• _TASK OBJECTIVE_
Each line that contains the string "broiled" counts once; report how many such lines appear in the data, as a number only.

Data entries
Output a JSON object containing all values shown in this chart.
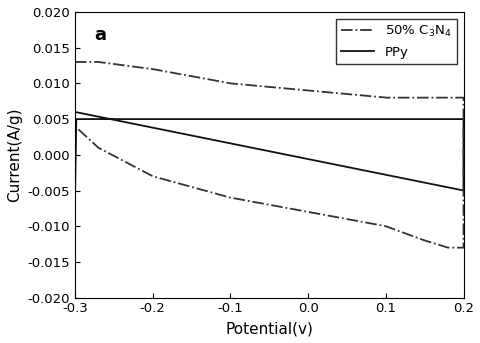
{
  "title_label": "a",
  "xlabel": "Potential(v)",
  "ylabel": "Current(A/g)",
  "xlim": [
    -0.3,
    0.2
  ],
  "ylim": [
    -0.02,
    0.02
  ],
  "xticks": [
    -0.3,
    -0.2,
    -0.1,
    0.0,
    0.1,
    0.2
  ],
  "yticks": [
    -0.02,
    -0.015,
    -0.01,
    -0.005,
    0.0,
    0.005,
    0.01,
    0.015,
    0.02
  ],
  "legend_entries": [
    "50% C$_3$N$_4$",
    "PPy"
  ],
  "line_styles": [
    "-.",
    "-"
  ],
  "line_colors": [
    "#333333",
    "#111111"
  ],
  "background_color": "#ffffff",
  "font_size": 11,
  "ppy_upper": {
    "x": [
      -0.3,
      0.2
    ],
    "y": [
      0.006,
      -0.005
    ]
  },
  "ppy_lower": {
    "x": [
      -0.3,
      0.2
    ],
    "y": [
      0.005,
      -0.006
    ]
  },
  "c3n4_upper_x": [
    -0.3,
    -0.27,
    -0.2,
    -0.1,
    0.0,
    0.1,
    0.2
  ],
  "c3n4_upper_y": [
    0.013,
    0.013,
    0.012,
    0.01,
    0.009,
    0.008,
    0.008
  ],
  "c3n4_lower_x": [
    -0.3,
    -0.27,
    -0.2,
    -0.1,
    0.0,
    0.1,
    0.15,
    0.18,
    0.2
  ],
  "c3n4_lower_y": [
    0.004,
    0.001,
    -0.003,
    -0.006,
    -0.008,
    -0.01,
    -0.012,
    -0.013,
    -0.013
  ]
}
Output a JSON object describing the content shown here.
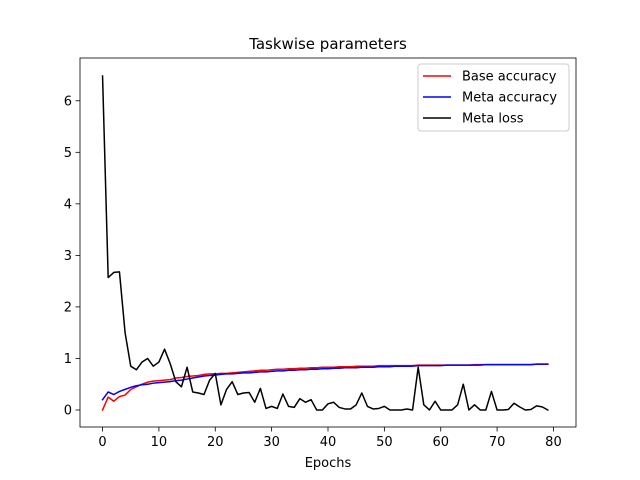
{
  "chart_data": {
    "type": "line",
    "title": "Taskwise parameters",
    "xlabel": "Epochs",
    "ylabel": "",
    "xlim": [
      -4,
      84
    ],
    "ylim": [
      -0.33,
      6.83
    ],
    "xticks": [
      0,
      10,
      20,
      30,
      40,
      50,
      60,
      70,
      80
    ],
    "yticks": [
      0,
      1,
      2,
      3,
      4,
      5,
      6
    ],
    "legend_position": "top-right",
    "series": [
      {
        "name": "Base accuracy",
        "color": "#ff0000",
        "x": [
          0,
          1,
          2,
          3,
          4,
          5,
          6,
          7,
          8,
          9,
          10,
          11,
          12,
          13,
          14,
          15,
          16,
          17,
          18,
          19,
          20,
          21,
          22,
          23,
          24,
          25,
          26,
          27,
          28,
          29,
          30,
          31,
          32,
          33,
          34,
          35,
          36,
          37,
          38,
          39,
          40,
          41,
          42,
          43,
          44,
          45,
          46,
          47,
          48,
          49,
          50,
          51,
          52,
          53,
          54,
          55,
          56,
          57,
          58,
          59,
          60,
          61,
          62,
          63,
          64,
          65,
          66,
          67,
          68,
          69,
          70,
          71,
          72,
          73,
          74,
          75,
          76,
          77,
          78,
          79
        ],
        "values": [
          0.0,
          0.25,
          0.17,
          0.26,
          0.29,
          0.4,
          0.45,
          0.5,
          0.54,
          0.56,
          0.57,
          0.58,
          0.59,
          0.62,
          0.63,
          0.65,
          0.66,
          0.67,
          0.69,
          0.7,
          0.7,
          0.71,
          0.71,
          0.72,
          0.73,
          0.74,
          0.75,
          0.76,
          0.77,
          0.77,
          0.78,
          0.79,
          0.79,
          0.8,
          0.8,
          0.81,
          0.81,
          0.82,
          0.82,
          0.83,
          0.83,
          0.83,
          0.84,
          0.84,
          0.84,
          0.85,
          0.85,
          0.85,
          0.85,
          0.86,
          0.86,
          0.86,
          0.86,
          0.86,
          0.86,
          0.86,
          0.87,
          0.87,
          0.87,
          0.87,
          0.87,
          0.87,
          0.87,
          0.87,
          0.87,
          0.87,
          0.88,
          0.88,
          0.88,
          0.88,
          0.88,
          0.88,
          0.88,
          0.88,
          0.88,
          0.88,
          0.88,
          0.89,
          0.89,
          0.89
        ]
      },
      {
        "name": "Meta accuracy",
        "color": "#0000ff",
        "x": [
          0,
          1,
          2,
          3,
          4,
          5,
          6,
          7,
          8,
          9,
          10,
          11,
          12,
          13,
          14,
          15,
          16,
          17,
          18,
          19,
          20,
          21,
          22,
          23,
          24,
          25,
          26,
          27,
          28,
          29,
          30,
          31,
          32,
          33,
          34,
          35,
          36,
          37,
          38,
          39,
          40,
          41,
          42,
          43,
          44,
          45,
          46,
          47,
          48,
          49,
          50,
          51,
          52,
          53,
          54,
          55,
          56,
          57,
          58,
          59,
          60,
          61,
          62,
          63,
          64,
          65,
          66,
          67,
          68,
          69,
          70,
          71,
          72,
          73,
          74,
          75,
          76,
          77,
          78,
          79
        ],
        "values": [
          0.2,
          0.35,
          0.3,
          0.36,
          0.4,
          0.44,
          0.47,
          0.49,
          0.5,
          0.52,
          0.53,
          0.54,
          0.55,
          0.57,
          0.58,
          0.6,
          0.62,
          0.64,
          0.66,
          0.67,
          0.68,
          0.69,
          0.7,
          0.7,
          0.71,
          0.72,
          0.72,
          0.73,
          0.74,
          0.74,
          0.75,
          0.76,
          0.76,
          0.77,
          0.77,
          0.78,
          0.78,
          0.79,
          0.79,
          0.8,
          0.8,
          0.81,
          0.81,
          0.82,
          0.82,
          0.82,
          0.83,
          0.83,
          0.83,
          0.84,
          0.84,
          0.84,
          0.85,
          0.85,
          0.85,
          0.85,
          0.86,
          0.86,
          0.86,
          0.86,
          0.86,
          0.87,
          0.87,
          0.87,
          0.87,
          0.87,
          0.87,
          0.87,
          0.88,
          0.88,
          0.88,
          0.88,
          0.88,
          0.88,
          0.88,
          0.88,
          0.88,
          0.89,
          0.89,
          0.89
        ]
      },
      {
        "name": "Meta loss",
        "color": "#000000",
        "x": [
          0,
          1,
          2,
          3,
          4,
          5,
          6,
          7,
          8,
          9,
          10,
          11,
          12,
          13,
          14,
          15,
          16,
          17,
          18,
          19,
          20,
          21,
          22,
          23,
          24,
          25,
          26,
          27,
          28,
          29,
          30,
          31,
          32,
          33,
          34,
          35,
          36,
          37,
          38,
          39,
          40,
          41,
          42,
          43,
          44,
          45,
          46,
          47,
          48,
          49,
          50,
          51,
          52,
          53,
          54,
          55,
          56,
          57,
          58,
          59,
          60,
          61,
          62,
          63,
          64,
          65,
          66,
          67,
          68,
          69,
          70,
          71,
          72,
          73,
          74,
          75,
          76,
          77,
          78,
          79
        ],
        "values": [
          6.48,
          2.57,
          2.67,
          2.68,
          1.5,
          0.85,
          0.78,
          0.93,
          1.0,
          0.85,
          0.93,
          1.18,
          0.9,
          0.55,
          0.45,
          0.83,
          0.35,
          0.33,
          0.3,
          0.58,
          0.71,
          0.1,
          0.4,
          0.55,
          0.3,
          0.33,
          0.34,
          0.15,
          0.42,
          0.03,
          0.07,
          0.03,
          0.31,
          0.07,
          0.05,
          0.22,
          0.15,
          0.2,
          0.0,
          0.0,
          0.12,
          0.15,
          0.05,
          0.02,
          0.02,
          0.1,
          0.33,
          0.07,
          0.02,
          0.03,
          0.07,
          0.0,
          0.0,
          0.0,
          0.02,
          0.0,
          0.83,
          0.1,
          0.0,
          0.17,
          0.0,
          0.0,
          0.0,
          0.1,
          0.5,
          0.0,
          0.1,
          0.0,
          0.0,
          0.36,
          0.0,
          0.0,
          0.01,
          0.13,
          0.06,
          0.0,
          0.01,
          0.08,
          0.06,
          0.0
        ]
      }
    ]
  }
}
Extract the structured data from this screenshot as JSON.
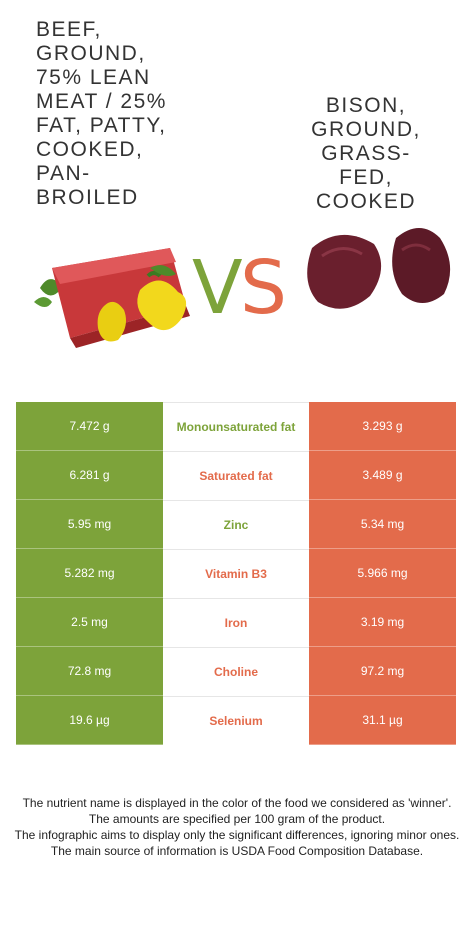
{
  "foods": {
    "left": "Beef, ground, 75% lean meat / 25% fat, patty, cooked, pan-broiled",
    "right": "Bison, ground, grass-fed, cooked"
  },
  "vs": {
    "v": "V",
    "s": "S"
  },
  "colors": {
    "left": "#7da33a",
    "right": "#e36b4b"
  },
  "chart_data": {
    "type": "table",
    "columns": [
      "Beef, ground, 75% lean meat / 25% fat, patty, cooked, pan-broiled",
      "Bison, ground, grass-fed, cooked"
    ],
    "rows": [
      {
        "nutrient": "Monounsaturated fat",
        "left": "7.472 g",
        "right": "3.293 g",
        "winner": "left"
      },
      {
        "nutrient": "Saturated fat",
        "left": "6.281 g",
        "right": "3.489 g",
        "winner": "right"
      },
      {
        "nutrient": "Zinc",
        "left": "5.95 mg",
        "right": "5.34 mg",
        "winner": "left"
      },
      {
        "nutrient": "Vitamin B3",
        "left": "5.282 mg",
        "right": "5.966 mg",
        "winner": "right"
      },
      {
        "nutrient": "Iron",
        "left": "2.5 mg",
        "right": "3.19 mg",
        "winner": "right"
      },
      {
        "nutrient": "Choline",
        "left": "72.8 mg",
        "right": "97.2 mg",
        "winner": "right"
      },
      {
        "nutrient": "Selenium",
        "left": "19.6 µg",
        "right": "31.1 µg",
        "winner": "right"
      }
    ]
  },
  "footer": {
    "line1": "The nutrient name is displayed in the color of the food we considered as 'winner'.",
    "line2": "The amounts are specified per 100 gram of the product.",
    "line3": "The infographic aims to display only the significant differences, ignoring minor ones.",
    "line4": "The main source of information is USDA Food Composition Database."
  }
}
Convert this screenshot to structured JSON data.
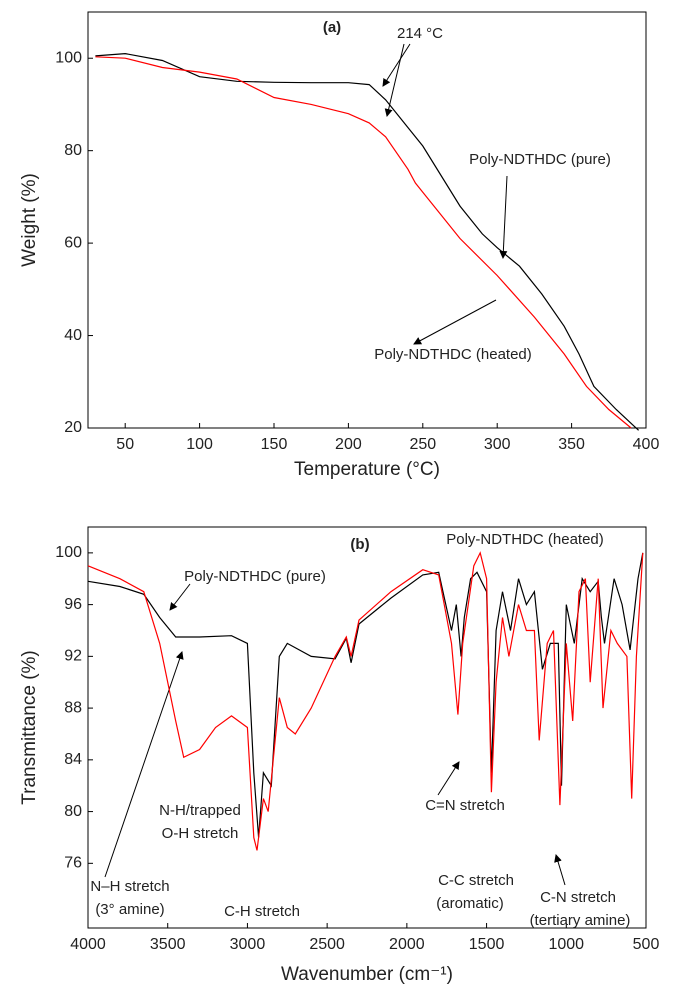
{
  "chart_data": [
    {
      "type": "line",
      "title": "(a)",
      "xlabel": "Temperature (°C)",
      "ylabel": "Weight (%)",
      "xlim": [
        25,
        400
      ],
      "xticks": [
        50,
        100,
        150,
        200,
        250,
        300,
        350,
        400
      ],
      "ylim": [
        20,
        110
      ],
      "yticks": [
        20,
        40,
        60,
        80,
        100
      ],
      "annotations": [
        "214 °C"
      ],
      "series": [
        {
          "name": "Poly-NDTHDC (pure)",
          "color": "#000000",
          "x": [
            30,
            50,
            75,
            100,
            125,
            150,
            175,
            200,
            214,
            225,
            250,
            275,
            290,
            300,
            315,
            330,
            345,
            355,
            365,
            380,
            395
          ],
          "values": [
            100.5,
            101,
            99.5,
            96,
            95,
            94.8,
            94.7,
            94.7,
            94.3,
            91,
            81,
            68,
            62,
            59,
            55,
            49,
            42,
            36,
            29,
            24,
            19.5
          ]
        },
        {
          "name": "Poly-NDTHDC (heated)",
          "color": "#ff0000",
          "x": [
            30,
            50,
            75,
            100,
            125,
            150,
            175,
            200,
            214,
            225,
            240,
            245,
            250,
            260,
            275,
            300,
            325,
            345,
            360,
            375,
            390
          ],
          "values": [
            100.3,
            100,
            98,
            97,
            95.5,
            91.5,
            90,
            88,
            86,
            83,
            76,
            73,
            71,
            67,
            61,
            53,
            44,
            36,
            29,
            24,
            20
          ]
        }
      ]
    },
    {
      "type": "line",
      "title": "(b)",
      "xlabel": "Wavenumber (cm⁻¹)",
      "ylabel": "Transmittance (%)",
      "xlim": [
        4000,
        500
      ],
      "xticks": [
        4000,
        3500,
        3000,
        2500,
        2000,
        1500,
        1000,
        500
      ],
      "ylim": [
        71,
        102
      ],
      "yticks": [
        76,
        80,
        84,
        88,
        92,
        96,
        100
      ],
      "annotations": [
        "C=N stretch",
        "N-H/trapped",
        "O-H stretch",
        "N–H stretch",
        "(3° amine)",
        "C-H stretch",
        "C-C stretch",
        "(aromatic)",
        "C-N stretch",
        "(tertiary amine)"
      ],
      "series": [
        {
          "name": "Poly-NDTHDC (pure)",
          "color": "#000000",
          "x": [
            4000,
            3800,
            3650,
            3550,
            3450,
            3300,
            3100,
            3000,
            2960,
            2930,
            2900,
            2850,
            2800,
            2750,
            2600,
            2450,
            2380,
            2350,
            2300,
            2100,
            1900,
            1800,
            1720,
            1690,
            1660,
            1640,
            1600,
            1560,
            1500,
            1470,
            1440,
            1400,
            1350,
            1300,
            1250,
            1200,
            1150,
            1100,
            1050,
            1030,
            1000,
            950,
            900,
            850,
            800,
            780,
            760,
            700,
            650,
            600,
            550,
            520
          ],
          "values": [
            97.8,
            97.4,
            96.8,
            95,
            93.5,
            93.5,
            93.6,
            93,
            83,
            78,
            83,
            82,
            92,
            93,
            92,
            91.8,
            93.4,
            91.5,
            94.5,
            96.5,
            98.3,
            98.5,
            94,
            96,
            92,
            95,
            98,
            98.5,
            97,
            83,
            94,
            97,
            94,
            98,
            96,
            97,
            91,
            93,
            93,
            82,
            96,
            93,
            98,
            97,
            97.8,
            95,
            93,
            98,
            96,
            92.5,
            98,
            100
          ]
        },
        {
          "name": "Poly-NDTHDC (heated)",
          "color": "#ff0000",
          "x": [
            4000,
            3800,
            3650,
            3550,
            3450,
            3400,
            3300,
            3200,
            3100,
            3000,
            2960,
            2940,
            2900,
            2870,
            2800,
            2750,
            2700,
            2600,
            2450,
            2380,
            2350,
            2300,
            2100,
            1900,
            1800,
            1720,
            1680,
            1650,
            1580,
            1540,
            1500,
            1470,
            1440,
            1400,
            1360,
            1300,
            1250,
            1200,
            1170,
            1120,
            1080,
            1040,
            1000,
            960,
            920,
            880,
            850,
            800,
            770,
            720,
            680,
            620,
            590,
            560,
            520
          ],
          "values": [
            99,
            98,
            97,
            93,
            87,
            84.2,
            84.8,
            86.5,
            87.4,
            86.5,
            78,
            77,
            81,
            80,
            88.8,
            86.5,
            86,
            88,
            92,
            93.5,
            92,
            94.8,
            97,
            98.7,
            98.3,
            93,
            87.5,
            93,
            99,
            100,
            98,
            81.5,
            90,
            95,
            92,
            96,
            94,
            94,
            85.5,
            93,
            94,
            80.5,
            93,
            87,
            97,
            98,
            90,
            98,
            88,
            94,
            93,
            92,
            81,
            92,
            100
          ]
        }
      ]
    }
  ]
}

• _COMPLETE OUTPUT_
2